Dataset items

● ● ●

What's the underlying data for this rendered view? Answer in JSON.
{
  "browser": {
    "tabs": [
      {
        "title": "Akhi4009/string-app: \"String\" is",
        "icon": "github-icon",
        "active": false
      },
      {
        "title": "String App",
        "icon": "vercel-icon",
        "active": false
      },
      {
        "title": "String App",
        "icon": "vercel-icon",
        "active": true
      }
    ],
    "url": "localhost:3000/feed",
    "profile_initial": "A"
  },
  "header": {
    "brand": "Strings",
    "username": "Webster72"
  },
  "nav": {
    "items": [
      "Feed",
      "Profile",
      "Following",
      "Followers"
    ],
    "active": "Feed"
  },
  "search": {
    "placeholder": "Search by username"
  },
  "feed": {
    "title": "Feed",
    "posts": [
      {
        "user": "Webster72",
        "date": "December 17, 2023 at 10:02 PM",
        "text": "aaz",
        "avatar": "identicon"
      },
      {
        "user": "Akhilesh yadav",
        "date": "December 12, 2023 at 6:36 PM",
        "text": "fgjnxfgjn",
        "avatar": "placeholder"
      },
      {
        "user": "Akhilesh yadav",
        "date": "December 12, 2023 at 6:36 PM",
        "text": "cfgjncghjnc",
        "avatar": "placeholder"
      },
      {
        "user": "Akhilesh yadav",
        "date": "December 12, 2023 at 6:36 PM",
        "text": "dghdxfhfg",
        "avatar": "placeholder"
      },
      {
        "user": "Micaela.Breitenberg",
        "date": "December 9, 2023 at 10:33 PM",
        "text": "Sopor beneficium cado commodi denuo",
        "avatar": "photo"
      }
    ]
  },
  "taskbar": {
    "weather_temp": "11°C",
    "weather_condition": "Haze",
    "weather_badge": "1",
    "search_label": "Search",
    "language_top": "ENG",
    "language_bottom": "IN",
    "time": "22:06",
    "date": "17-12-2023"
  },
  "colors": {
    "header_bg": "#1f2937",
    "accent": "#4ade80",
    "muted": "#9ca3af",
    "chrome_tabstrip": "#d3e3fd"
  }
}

● ● ●

Goal of the exercise: All records above must be set down exactly, please.

Full solution:
What's the underlying data for this rendered view? Answer in JSON.
{
  "browser": {
    "tabs": [
      {
        "title": "Akhi4009/string-app: \"String\" is",
        "icon": "github-icon",
        "active": false
      },
      {
        "title": "String App",
        "icon": "vercel-icon",
        "active": false
      },
      {
        "title": "String App",
        "icon": "vercel-icon",
        "active": true
      }
    ],
    "url": "localhost:3000/feed",
    "profile_initial": "A"
  },
  "header": {
    "brand": "Strings",
    "username": "Webster72"
  },
  "nav": {
    "items": [
      "Feed",
      "Profile",
      "Following",
      "Followers"
    ],
    "active": "Feed"
  },
  "search": {
    "placeholder": "Search by username"
  },
  "feed": {
    "title": "Feed",
    "posts": [
      {
        "user": "Webster72",
        "date": "December 17, 2023 at 10:02 PM",
        "text": "aaz",
        "avatar": "identicon"
      },
      {
        "user": "Akhilesh yadav",
        "date": "December 12, 2023 at 6:36 PM",
        "text": "fgjnxfgjn",
        "avatar": "placeholder"
      },
      {
        "user": "Akhilesh yadav",
        "date": "December 12, 2023 at 6:36 PM",
        "text": "cfgjncghjnc",
        "avatar": "placeholder"
      },
      {
        "user": "Akhilesh yadav",
        "date": "December 12, 2023 at 6:36 PM",
        "text": "dghdxfhfg",
        "avatar": "placeholder"
      },
      {
        "user": "Micaela.Breitenberg",
        "date": "December 9, 2023 at 10:33 PM",
        "text": "Sopor beneficium cado commodi denuo",
        "avatar": "photo"
      }
    ]
  },
  "taskbar": {
    "weather_temp": "11°C",
    "weather_condition": "Haze",
    "weather_badge": "1",
    "search_label": "Search",
    "language_top": "ENG",
    "language_bottom": "IN",
    "time": "22:06",
    "date": "17-12-2023"
  },
  "colors": {
    "header_bg": "#1f2937",
    "accent": "#4ade80",
    "muted": "#9ca3af",
    "chrome_tabstrip": "#d3e3fd"
  }
}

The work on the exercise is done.